Each line from the one that contains "Output a JSON" to the end of the material must be set down exactly, and no line before it.

** START OF Exercise data **

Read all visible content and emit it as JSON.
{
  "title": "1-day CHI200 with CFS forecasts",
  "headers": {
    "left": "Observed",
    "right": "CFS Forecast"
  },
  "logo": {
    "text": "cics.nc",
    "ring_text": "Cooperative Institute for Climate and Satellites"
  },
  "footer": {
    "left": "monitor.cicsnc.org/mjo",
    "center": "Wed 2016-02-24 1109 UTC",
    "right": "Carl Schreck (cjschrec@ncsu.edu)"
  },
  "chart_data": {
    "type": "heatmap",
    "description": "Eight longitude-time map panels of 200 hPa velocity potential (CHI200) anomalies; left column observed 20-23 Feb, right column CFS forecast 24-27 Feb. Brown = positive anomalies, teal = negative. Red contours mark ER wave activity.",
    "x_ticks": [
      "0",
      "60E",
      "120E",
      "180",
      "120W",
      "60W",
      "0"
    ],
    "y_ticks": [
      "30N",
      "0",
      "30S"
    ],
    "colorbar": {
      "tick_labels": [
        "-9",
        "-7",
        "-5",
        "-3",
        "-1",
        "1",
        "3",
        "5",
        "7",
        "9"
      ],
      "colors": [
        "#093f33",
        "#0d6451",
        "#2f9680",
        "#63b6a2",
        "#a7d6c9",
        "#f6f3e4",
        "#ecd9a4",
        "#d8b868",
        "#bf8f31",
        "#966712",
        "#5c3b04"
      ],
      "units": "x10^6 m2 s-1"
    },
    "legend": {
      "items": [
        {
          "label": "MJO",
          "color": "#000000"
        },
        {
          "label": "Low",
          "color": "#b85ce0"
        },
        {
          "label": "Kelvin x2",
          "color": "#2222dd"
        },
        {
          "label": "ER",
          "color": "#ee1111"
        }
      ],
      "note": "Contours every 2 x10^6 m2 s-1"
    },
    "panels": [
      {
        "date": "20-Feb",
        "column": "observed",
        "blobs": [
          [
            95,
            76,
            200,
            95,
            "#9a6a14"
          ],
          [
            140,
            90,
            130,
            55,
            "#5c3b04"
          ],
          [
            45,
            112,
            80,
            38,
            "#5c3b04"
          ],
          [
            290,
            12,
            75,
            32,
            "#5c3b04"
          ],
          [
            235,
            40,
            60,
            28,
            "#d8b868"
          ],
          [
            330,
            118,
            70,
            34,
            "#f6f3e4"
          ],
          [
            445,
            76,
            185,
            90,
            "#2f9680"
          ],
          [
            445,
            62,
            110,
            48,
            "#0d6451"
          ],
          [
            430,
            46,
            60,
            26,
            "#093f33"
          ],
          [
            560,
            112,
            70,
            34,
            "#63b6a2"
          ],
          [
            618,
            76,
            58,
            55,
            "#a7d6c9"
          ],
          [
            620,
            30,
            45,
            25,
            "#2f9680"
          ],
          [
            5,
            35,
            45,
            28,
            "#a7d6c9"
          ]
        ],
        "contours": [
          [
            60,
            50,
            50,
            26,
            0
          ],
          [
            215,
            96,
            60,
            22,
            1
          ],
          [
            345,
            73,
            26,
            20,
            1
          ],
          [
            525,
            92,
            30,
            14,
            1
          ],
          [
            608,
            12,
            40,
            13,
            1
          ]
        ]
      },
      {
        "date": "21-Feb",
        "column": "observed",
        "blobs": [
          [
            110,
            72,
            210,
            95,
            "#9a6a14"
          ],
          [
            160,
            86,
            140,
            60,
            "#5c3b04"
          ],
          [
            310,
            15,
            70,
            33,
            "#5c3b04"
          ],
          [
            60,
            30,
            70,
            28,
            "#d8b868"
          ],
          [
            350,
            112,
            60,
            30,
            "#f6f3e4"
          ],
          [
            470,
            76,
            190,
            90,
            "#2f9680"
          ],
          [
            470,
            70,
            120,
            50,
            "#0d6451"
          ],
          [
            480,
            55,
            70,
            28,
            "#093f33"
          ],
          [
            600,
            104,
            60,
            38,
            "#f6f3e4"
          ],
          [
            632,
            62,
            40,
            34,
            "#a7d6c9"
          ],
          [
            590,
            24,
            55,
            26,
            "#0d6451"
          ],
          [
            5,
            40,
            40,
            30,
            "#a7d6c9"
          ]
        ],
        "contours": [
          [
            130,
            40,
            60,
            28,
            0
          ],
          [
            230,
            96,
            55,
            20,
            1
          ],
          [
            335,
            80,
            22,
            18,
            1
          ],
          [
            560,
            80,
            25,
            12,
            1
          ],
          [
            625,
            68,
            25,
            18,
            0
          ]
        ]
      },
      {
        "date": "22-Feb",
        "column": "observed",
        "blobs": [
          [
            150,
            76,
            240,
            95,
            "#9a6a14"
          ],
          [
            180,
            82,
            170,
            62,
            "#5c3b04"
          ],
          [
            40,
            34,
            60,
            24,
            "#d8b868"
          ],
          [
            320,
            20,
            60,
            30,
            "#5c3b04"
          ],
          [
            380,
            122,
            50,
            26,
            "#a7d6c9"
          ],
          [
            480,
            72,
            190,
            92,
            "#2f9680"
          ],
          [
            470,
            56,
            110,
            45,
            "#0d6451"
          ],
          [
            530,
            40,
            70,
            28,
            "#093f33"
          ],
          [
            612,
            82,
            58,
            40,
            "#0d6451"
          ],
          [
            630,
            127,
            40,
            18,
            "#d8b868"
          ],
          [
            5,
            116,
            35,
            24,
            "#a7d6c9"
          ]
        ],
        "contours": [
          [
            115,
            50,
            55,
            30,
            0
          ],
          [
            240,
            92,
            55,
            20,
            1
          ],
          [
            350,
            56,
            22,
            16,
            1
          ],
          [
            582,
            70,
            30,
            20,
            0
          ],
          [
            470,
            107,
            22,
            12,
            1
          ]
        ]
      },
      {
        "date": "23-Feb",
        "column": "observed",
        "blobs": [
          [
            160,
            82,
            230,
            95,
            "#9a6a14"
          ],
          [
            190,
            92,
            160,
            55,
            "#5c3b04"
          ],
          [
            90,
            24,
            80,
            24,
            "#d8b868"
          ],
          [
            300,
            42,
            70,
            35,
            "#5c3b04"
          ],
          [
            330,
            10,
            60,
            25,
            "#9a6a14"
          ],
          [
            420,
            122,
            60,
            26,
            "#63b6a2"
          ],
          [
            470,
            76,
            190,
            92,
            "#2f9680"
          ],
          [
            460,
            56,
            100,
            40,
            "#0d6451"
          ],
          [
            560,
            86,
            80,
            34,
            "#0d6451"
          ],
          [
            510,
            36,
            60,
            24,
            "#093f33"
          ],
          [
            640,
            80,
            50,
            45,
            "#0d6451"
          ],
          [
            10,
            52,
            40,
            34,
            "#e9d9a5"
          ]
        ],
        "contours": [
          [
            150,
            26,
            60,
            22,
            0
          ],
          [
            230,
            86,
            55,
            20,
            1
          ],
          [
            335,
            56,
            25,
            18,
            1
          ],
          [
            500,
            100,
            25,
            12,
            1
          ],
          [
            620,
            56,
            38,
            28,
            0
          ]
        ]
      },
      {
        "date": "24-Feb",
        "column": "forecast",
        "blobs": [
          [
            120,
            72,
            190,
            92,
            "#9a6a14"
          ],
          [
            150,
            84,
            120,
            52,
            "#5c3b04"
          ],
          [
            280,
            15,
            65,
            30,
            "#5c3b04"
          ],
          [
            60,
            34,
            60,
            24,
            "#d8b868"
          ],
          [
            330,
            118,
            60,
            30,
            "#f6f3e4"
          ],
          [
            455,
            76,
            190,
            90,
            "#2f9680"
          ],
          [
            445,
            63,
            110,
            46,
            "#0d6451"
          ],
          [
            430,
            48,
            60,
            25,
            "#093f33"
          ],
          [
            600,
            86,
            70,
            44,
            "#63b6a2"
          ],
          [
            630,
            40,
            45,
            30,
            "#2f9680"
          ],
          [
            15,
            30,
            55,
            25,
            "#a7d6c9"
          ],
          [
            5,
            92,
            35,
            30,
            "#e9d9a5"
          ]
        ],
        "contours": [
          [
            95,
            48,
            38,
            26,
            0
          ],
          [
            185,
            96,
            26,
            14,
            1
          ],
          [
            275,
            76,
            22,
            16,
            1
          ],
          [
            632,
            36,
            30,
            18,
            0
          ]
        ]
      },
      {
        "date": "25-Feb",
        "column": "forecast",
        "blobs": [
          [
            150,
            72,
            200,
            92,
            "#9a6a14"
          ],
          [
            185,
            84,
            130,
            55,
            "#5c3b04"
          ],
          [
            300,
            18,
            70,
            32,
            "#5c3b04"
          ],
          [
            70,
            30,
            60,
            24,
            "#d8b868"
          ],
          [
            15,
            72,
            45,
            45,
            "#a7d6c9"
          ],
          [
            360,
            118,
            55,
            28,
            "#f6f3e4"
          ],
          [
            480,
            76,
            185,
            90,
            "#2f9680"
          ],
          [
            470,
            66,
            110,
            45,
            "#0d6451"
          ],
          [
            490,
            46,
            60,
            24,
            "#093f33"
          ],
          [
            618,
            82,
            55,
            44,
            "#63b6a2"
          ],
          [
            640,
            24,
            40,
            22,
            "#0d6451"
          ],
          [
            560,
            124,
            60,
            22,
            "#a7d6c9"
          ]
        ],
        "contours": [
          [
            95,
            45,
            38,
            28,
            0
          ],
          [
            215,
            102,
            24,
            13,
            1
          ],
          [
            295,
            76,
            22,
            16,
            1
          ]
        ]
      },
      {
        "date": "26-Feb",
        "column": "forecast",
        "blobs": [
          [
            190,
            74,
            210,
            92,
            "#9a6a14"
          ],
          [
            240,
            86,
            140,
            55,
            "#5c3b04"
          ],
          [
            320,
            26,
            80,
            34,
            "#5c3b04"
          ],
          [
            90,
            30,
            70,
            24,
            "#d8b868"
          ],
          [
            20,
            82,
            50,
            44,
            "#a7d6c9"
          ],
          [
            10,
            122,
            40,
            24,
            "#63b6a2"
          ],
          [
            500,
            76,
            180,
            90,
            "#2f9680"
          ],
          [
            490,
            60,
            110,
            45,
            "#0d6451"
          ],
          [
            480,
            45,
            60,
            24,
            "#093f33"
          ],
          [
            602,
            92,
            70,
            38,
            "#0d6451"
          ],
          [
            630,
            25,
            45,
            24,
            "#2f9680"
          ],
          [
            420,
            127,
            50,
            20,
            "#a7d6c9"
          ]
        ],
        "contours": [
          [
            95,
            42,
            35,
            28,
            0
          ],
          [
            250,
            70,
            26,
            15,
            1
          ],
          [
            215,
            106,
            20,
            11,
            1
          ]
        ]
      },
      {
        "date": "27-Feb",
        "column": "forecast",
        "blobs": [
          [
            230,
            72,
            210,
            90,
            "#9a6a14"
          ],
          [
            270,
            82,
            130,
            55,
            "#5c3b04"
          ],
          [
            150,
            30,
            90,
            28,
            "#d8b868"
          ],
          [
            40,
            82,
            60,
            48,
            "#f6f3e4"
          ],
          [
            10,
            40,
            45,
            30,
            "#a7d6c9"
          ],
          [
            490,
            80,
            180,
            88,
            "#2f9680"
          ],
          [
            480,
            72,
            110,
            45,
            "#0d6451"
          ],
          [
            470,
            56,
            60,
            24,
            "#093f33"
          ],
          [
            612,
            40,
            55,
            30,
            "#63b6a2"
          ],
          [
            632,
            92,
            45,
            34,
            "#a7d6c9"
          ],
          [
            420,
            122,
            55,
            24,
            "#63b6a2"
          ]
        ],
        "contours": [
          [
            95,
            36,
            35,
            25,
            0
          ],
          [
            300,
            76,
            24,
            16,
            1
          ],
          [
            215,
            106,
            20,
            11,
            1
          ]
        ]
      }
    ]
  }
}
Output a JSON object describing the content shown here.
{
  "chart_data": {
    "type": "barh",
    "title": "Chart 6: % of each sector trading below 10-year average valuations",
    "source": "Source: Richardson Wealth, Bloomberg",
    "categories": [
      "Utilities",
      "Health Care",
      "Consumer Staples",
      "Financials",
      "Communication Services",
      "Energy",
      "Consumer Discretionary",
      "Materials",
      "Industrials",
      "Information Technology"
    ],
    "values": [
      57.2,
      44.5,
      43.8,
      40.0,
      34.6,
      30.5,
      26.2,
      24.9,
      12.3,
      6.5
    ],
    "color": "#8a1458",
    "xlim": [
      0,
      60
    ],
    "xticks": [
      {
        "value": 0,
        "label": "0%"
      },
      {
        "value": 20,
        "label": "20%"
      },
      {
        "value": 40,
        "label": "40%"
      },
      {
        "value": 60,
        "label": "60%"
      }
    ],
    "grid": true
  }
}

** END OF Exercise data **

» Answer for this exercise
Output a JSON object describing the content shown here.
{
  "chart_data": {
    "type": "barh",
    "title": "Chart 6: % of each sector trading below 10-year average valuations",
    "source": "Source: Richardson Wealth, Bloomberg",
    "categories": [
      "Utilities",
      "Health Care",
      "Consumer Staples",
      "Financials",
      "Communication Services",
      "Energy",
      "Consumer Discretionary",
      "Materials",
      "Industrials",
      "Information Technology"
    ],
    "values": [
      57.2,
      44.5,
      43.8,
      40.0,
      34.6,
      30.5,
      26.2,
      24.9,
      12.3,
      6.5
    ],
    "color": "#8a1458",
    "xlim": [
      0,
      60
    ],
    "xticks": [
      {
        "value": 0,
        "label": "0%"
      },
      {
        "value": 20,
        "label": "20%"
      },
      {
        "value": 40,
        "label": "40%"
      },
      {
        "value": 60,
        "label": "60%"
      }
    ],
    "grid": true
  }
}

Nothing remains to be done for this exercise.